**GIVEN INSTRUCTION:** Quote the data below in full, please, without altering anything.

**ENTRIES SHOWN:**
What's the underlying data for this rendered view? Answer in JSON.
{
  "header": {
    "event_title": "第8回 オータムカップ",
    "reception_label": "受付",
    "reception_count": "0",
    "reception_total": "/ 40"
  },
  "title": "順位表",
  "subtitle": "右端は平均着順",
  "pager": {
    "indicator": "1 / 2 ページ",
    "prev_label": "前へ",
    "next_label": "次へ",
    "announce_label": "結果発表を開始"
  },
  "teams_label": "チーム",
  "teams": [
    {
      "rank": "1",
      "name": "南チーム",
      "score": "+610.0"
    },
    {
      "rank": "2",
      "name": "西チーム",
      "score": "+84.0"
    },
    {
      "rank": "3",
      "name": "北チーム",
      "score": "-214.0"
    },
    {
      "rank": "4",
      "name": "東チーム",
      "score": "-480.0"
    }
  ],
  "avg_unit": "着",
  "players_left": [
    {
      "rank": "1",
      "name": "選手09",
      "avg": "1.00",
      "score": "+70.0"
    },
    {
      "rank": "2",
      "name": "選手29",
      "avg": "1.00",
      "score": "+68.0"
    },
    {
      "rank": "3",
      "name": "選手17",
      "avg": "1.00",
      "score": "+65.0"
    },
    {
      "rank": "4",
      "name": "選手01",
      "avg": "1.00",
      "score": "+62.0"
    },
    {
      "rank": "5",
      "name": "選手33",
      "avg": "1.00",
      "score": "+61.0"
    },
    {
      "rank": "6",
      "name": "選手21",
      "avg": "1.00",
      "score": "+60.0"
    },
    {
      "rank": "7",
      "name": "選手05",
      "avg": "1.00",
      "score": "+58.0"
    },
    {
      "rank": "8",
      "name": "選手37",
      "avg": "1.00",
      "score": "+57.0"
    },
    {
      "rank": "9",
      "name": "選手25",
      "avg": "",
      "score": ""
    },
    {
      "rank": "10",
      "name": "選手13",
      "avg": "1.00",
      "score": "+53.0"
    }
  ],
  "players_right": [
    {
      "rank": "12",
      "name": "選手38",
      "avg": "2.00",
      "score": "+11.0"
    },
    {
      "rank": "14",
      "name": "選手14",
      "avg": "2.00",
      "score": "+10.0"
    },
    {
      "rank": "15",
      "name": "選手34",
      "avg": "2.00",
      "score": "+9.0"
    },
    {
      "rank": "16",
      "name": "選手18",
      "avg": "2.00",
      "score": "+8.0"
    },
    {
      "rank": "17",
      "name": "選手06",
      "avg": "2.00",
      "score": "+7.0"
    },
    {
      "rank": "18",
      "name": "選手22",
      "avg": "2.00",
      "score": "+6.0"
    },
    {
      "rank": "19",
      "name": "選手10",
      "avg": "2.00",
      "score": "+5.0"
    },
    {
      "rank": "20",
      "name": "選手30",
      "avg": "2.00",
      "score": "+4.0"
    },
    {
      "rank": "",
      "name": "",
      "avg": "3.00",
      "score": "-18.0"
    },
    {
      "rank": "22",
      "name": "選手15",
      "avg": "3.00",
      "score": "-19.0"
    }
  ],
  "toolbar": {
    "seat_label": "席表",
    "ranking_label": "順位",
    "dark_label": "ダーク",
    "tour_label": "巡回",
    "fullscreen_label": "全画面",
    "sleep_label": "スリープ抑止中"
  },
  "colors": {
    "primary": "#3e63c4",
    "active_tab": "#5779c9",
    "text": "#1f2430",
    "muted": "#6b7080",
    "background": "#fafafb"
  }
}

**REPLY TO THE EXERCISE:**
What's the underlying data for this rendered view? Answer in JSON.
{
  "header": {
    "event_title": "第8回 オータムカップ",
    "reception_label": "受付",
    "reception_count": "0",
    "reception_total": "/ 40"
  },
  "title": "順位表",
  "subtitle": "右端は平均着順",
  "pager": {
    "indicator": "1 / 2 ページ",
    "prev_label": "前へ",
    "next_label": "次へ",
    "announce_label": "結果発表を開始"
  },
  "teams_label": "チーム",
  "teams": [
    {
      "rank": "1",
      "name": "南チーム",
      "score": "+610.0"
    },
    {
      "rank": "2",
      "name": "西チーム",
      "score": "+84.0"
    },
    {
      "rank": "3",
      "name": "北チーム",
      "score": "-214.0"
    },
    {
      "rank": "4",
      "name": "東チーム",
      "score": "-480.0"
    }
  ],
  "avg_unit": "着",
  "players_left": [
    {
      "rank": "1",
      "name": "選手09",
      "avg": "1.00",
      "score": "+70.0"
    },
    {
      "rank": "2",
      "name": "選手29",
      "avg": "1.00",
      "score": "+68.0"
    },
    {
      "rank": "3",
      "name": "選手17",
      "avg": "1.00",
      "score": "+65.0"
    },
    {
      "rank": "4",
      "name": "選手01",
      "avg": "1.00",
      "score": "+62.0"
    },
    {
      "rank": "5",
      "name": "選手33",
      "avg": "1.00",
      "score": "+61.0"
    },
    {
      "rank": "6",
      "name": "選手21",
      "avg": "1.00",
      "score": "+60.0"
    },
    {
      "rank": "7",
      "name": "選手05",
      "avg": "1.00",
      "score": "+58.0"
    },
    {
      "rank": "8",
      "name": "選手37",
      "avg": "1.00",
      "score": "+57.0"
    },
    {
      "rank": "9",
      "name": "選手25",
      "avg": "",
      "score": ""
    },
    {
      "rank": "10",
      "name": "選手13",
      "avg": "1.00",
      "score": "+53.0"
    }
  ],
  "players_right": [
    {
      "rank": "12",
      "name": "選手38",
      "avg": "2.00",
      "score": "+11.0"
    },
    {
      "rank": "14",
      "name": "選手14",
      "avg": "2.00",
      "score": "+10.0"
    },
    {
      "rank": "15",
      "name": "選手34",
      "avg": "2.00",
      "score": "+9.0"
    },
    {
      "rank": "16",
      "name": "選手18",
      "avg": "2.00",
      "score": "+8.0"
    },
    {
      "rank": "17",
      "name": "選手06",
      "avg": "2.00",
      "score": "+7.0"
    },
    {
      "rank": "18",
      "name": "選手22",
      "avg": "2.00",
      "score": "+6.0"
    },
    {
      "rank": "19",
      "name": "選手10",
      "avg": "2.00",
      "score": "+5.0"
    },
    {
      "rank": "20",
      "name": "選手30",
      "avg": "2.00",
      "score": "+4.0"
    },
    {
      "rank": "",
      "name": "",
      "avg": "3.00",
      "score": "-18.0"
    },
    {
      "rank": "22",
      "name": "選手15",
      "avg": "3.00",
      "score": "-19.0"
    }
  ],
  "toolbar": {
    "seat_label": "席表",
    "ranking_label": "順位",
    "dark_label": "ダーク",
    "tour_label": "巡回",
    "fullscreen_label": "全画面",
    "sleep_label": "スリープ抑止中"
  },
  "colors": {
    "primary": "#3e63c4",
    "active_tab": "#5779c9",
    "text": "#1f2430",
    "muted": "#6b7080",
    "background": "#fafafb"
  }
}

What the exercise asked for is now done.